◆ Input:
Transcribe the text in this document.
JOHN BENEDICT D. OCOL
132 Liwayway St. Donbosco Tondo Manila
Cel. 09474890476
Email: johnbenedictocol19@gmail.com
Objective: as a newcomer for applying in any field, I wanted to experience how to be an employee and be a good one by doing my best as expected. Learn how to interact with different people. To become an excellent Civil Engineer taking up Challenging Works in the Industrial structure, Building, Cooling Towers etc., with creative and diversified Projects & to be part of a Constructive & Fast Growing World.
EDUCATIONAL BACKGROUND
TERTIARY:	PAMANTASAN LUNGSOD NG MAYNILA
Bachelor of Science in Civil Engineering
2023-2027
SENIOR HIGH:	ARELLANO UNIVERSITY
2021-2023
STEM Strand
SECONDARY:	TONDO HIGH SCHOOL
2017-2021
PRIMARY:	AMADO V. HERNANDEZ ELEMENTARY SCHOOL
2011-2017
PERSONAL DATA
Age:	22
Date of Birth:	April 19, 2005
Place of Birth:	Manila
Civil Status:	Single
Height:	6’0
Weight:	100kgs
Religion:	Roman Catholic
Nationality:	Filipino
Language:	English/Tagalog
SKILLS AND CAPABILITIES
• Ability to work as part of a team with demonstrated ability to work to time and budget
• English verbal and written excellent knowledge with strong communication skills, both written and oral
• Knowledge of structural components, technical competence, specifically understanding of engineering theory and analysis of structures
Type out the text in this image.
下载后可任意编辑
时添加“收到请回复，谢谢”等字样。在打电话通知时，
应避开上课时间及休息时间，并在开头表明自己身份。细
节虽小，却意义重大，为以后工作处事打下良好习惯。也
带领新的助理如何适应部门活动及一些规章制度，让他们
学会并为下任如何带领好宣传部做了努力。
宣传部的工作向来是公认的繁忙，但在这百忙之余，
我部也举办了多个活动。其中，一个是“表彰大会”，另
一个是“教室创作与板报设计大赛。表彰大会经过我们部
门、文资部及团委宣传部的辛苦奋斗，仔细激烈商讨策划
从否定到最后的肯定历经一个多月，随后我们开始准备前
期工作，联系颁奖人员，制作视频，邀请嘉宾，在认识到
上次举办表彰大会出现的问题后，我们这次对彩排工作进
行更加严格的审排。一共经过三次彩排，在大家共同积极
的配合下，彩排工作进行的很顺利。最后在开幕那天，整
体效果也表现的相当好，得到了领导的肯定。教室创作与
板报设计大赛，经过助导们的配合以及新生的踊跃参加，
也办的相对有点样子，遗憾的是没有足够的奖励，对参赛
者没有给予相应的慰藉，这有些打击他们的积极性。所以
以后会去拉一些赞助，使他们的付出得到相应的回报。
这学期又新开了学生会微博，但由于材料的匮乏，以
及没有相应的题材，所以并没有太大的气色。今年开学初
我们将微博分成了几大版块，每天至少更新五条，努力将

◆ What to work on: Write the material out exactly, with nothing left out.

◆ Output of the exercise:
Transcribe the text in this document.
JOHN BENEDICT D. OCOL
132 Liwayway St. Donbosco Tondo Manila
Cel. 09474890476
Email: johnbenedictocol19@gmail.com
Objective: as a newcomer for applying in any field, I wanted to experience how to be an employee and be a good one by doing my best as expected. Learn how to interact with different people. To become an excellent Civil Engineer taking up Challenging Works in the Industrial structure, Building, Cooling Towers etc., with creative and diversified Projects & to be part of a Constructive & Fast Growing World.
EDUCATIONAL BACKGROUND
TERTIARY:	PAMANTASAN LUNGSOD NG MAYNILA
Bachelor of Science in Civil Engineering
2023-2027
SENIOR HIGH:	ARELLANO UNIVERSITY
2021-2023
STEM Strand
SECONDARY:	TONDO HIGH SCHOOL
2017-2021
PRIMARY:	AMADO V. HERNANDEZ ELEMENTARY SCHOOL
2011-2017
PERSONAL DATA
Age:	22
Date of Birth:	April 19, 2005
Place of Birth:	Manila
Civil Status:	Single
Height:	6’0
Weight:	100kgs
Religion:	Roman Catholic
Nationality:	Filipino
Language:	English/Tagalog
SKILLS AND CAPABILITIES
• Ability to work as part of a team with demonstrated ability to work to time and budget
• English verbal and written excellent knowledge with strong communication skills, both written and oral
• Knowledge of structural components, technical competence, specifically understanding of engineering theory and analysis of structures
Type out the text in this image.
下载后可任意编辑
时添加“收到请回复，谢谢”等字样。在打电话通知时，
应避开上课时间及休息时间，并在开头表明自己身份。细
节虽小，却意义重大，为以后工作处事打下良好习惯。也
带领新的助理如何适应部门活动及一些规章制度，让他们
学会并为下任如何带领好宣传部做了努力。
宣传部的工作向来是公认的繁忙，但在这百忙之余，
我部也举办了多个活动。其中，一个是“表彰大会”，另
一个是“教室创作与板报设计大赛。表彰大会经过我们部
门、文资部及团委宣传部的辛苦奋斗，仔细激烈商讨策划
从否定到最后的肯定历经一个多月，随后我们开始准备前
期工作，联系颁奖人员，制作视频，邀请嘉宾，在认识到
上次举办表彰大会出现的问题后，我们这次对彩排工作进
行更加严格的审排。一共经过三次彩排，在大家共同积极
的配合下，彩排工作进行的很顺利。最后在开幕那天，整
体效果也表现的相当好，得到了领导的肯定。教室创作与
板报设计大赛，经过助导们的配合以及新生的踊跃参加，
也办的相对有点样子，遗憾的是没有足够的奖励，对参赛
者没有给予相应的慰藉，这有些打击他们的积极性。所以
以后会去拉一些赞助，使他们的付出得到相应的回报。
这学期又新开了学生会微博，但由于材料的匮乏，以
及没有相应的题材，所以并没有太大的气色。今年开学初
我们将微博分成了几大版块，每天至少更新五条，努力将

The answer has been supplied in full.